━━━━━ Given information

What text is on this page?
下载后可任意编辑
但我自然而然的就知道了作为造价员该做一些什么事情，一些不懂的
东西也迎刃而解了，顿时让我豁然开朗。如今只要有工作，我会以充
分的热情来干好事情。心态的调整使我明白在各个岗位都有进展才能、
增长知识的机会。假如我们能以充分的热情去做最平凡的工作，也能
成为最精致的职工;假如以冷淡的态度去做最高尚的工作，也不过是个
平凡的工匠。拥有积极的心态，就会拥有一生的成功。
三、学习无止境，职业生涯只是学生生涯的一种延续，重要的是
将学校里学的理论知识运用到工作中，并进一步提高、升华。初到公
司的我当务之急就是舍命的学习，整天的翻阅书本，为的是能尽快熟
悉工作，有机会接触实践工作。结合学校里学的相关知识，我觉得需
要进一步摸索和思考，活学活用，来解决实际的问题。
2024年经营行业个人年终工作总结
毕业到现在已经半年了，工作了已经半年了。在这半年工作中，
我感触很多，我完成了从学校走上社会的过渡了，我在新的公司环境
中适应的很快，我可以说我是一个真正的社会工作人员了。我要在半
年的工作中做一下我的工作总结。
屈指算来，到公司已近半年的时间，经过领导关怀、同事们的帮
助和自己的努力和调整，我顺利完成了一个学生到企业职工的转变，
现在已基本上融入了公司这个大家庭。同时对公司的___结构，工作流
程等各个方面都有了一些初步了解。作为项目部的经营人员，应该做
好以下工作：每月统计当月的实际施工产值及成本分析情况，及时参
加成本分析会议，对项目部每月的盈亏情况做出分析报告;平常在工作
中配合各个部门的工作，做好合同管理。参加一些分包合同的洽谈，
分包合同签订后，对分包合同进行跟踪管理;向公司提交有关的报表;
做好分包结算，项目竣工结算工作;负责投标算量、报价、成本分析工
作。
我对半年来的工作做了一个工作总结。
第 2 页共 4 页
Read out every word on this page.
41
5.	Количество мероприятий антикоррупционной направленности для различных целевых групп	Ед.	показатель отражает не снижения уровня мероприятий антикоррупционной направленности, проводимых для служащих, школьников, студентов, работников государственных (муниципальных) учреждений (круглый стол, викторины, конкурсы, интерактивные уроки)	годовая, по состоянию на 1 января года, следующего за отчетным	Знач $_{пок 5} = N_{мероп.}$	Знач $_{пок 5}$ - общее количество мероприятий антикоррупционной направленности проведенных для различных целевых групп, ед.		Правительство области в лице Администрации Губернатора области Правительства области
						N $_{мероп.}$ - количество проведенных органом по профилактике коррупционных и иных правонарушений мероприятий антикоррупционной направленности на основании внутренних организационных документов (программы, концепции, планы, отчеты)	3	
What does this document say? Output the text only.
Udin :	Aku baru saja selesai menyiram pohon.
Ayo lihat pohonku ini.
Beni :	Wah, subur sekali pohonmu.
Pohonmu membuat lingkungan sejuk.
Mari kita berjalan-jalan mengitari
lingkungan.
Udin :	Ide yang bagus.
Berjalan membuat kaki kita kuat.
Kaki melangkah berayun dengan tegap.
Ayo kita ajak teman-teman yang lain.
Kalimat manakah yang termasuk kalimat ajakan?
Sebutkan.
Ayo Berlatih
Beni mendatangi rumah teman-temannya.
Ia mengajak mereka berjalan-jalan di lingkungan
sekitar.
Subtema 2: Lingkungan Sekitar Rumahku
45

━━━━━━━━━━

Gather all lines from the listing above in which "teman" occurs.

Ayo kita ajak teman-teman yang lain.
Beni mendatangi rumah teman-temannya.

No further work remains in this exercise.